START Data extract

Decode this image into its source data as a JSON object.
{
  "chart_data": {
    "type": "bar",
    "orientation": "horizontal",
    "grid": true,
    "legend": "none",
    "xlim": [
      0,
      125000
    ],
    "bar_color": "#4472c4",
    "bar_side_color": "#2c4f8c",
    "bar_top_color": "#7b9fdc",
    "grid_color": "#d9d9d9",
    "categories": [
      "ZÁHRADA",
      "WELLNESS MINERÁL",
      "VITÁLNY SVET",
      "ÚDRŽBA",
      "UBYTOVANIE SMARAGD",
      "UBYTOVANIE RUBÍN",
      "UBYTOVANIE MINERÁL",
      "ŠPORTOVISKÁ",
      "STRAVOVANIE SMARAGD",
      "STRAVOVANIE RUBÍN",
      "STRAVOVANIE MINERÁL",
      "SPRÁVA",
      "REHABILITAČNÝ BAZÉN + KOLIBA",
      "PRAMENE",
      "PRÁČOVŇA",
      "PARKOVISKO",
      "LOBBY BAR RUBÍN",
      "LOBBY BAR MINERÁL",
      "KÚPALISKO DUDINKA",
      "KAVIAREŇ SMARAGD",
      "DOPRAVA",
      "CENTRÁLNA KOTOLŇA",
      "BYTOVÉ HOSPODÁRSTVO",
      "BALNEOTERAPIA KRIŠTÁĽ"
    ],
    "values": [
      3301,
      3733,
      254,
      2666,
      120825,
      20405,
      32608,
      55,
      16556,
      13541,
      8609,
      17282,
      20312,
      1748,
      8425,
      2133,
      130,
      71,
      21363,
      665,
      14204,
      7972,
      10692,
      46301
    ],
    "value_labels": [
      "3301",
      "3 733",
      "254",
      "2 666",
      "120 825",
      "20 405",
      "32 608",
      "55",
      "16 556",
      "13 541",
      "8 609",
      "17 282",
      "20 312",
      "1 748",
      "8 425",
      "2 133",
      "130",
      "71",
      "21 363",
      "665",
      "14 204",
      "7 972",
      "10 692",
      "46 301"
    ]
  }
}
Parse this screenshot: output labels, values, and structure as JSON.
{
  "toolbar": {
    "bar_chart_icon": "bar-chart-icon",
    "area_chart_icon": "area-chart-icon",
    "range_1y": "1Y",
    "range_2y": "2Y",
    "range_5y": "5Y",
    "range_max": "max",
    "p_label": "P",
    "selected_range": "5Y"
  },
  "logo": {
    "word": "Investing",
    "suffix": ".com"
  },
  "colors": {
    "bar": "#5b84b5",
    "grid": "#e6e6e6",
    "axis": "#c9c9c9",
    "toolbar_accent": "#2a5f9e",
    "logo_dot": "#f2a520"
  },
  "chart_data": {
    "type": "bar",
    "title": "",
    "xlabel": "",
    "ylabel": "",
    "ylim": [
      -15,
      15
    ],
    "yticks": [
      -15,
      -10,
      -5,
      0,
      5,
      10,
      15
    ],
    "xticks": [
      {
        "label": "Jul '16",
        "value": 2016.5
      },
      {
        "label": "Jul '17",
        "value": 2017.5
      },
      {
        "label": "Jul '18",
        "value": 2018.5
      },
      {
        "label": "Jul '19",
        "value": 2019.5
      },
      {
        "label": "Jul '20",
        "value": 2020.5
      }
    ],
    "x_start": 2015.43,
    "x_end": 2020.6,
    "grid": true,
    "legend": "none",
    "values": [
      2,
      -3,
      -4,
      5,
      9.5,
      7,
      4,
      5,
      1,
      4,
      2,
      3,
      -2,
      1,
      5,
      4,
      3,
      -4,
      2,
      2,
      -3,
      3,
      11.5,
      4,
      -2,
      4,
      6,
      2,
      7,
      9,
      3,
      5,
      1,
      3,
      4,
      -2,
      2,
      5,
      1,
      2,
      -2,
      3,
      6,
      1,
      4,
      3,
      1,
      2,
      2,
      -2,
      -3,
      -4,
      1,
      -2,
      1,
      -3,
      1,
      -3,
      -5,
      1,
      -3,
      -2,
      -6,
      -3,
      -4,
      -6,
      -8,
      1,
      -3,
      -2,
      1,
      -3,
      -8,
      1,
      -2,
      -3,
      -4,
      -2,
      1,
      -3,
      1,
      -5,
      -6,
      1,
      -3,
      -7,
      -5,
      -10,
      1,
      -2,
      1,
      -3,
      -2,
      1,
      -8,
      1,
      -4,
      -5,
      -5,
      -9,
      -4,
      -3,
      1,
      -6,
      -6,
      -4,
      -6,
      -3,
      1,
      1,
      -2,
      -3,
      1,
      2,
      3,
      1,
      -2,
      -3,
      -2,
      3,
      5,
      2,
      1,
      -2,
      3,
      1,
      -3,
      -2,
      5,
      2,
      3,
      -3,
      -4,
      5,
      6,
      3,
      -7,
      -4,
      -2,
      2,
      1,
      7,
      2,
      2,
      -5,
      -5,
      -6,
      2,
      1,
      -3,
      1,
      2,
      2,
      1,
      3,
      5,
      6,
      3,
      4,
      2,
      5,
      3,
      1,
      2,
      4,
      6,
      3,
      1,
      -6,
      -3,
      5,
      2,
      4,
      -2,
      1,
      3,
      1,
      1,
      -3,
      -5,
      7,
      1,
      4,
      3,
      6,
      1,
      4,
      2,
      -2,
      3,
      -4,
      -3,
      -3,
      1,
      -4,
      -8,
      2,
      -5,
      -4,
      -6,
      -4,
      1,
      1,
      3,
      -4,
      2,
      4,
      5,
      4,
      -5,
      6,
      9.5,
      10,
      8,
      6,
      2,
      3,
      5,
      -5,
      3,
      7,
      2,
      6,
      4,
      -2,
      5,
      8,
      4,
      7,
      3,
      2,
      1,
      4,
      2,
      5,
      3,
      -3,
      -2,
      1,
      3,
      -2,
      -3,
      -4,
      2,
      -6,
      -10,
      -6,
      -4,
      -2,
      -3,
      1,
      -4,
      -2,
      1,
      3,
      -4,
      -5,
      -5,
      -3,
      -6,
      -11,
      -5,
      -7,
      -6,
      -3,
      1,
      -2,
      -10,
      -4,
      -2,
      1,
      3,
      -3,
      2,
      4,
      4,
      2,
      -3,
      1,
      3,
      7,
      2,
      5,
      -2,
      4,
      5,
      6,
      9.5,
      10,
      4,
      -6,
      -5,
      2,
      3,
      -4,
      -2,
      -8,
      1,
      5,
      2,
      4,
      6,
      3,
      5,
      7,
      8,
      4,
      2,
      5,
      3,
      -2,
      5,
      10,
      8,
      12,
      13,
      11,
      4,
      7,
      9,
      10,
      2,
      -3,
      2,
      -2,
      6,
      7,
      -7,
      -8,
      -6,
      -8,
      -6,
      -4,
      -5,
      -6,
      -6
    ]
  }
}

END Data extract

Repeat the entries shown above, every one, word for word.

Decode this image into its source data as a JSON object.
{
  "chart_data": {
    "type": "bar",
    "orientation": "horizontal",
    "grid": true,
    "legend": "none",
    "xlim": [
      0,
      125000
    ],
    "bar_color": "#4472c4",
    "bar_side_color": "#2c4f8c",
    "bar_top_color": "#7b9fdc",
    "grid_color": "#d9d9d9",
    "categories": [
      "ZÁHRADA",
      "WELLNESS MINERÁL",
      "VITÁLNY SVET",
      "ÚDRŽBA",
      "UBYTOVANIE SMARAGD",
      "UBYTOVANIE RUBÍN",
      "UBYTOVANIE MINERÁL",
      "ŠPORTOVISKÁ",
      "STRAVOVANIE SMARAGD",
      "STRAVOVANIE RUBÍN",
      "STRAVOVANIE MINERÁL",
      "SPRÁVA",
      "REHABILITAČNÝ BAZÉN + KOLIBA",
      "PRAMENE",
      "PRÁČOVŇA",
      "PARKOVISKO",
      "LOBBY BAR RUBÍN",
      "LOBBY BAR MINERÁL",
      "KÚPALISKO DUDINKA",
      "KAVIAREŇ SMARAGD",
      "DOPRAVA",
      "CENTRÁLNA KOTOLŇA",
      "BYTOVÉ HOSPODÁRSTVO",
      "BALNEOTERAPIA KRIŠTÁĽ"
    ],
    "values": [
      3301,
      3733,
      254,
      2666,
      120825,
      20405,
      32608,
      55,
      16556,
      13541,
      8609,
      17282,
      20312,
      1748,
      8425,
      2133,
      130,
      71,
      21363,
      665,
      14204,
      7972,
      10692,
      46301
    ],
    "value_labels": [
      "3301",
      "3 733",
      "254",
      "2 666",
      "120 825",
      "20 405",
      "32 608",
      "55",
      "16 556",
      "13 541",
      "8 609",
      "17 282",
      "20 312",
      "1 748",
      "8 425",
      "2 133",
      "130",
      "71",
      "21 363",
      "665",
      "14 204",
      "7 972",
      "10 692",
      "46 301"
    ]
  }
}
Parse this screenshot: output labels, values, and structure as JSON.
{
  "toolbar": {
    "bar_chart_icon": "bar-chart-icon",
    "area_chart_icon": "area-chart-icon",
    "range_1y": "1Y",
    "range_2y": "2Y",
    "range_5y": "5Y",
    "range_max": "max",
    "p_label": "P",
    "selected_range": "5Y"
  },
  "logo": {
    "word": "Investing",
    "suffix": ".com"
  },
  "colors": {
    "bar": "#5b84b5",
    "grid": "#e6e6e6",
    "axis": "#c9c9c9",
    "toolbar_accent": "#2a5f9e",
    "logo_dot": "#f2a520"
  },
  "chart_data": {
    "type": "bar",
    "title": "",
    "xlabel": "",
    "ylabel": "",
    "ylim": [
      -15,
      15
    ],
    "yticks": [
      -15,
      -10,
      -5,
      0,
      5,
      10,
      15
    ],
    "xticks": [
      {
        "label": "Jul '16",
        "value": 2016.5
      },
      {
        "label": "Jul '17",
        "value": 2017.5
      },
      {
        "label": "Jul '18",
        "value": 2018.5
      },
      {
        "label": "Jul '19",
        "value": 2019.5
      },
      {
        "label": "Jul '20",
        "value": 2020.5
      }
    ],
    "x_start": 2015.43,
    "x_end": 2020.6,
    "grid": true,
    "legend": "none",
    "values": [
      2,
      -3,
      -4,
      5,
      9.5,
      7,
      4,
      5,
      1,
      4,
      2,
      3,
      -2,
      1,
      5,
      4,
      3,
      -4,
      2,
      2,
      -3,
      3,
      11.5,
      4,
      -2,
      4,
      6,
      2,
      7,
      9,
      3,
      5,
      1,
      3,
      4,
      -2,
      2,
      5,
      1,
      2,
      -2,
      3,
      6,
      1,
      4,
      3,
      1,
      2,
      2,
      -2,
      -3,
      -4,
      1,
      -2,
      1,
      -3,
      1,
      -3,
      -5,
      1,
      -3,
      -2,
      -6,
      -3,
      -4,
      -6,
      -8,
      1,
      -3,
      -2,
      1,
      -3,
      -8,
      1,
      -2,
      -3,
      -4,
      -2,
      1,
      -3,
      1,
      -5,
      -6,
      1,
      -3,
      -7,
      -5,
      -10,
      1,
      -2,
      1,
      -3,
      -2,
      1,
      -8,
      1,
      -4,
      -5,
      -5,
      -9,
      -4,
      -3,
      1,
      -6,
      -6,
      -4,
      -6,
      -3,
      1,
      1,
      -2,
      -3,
      1,
      2,
      3,
      1,
      -2,
      -3,
      -2,
      3,
      5,
      2,
      1,
      -2,
      3,
      1,
      -3,
      -2,
      5,
      2,
      3,
      -3,
      -4,
      5,
      6,
      3,
      -7,
      -4,
      -2,
      2,
      1,
      7,
      2,
      2,
      -5,
      -5,
      -6,
      2,
      1,
      -3,
      1,
      2,
      2,
      1,
      3,
      5,
      6,
      3,
      4,
      2,
      5,
      3,
      1,
      2,
      4,
      6,
      3,
      1,
      -6,
      -3,
      5,
      2,
      4,
      -2,
      1,
      3,
      1,
      1,
      -3,
      -5,
      7,
      1,
      4,
      3,
      6,
      1,
      4,
      2,
      -2,
      3,
      -4,
      -3,
      -3,
      1,
      -4,
      -8,
      2,
      -5,
      -4,
      -6,
      -4,
      1,
      1,
      3,
      -4,
      2,
      4,
      5,
      4,
      -5,
      6,
      9.5,
      10,
      8,
      6,
      2,
      3,
      5,
      -5,
      3,
      7,
      2,
      6,
      4,
      -2,
      5,
      8,
      4,
      7,
      3,
      2,
      1,
      4,
      2,
      5,
      3,
      -3,
      -2,
      1,
      3,
      -2,
      -3,
      -4,
      2,
      -6,
      -10,
      -6,
      -4,
      -2,
      -3,
      1,
      -4,
      -2,
      1,
      3,
      -4,
      -5,
      -5,
      -3,
      -6,
      -11,
      -5,
      -7,
      -6,
      -3,
      1,
      -2,
      -10,
      -4,
      -2,
      1,
      3,
      -3,
      2,
      4,
      4,
      2,
      -3,
      1,
      3,
      7,
      2,
      5,
      -2,
      4,
      5,
      6,
      9.5,
      10,
      4,
      -6,
      -5,
      2,
      3,
      -4,
      -2,
      -8,
      1,
      5,
      2,
      4,
      6,
      3,
      5,
      7,
      8,
      4,
      2,
      5,
      3,
      -2,
      5,
      10,
      8,
      12,
      13,
      11,
      4,
      7,
      9,
      10,
      2,
      -3,
      2,
      -2,
      6,
      7,
      -7,
      -8,
      -6,
      -8,
      -6,
      -4,
      -5,
      -6,
      -6
    ]
  }
}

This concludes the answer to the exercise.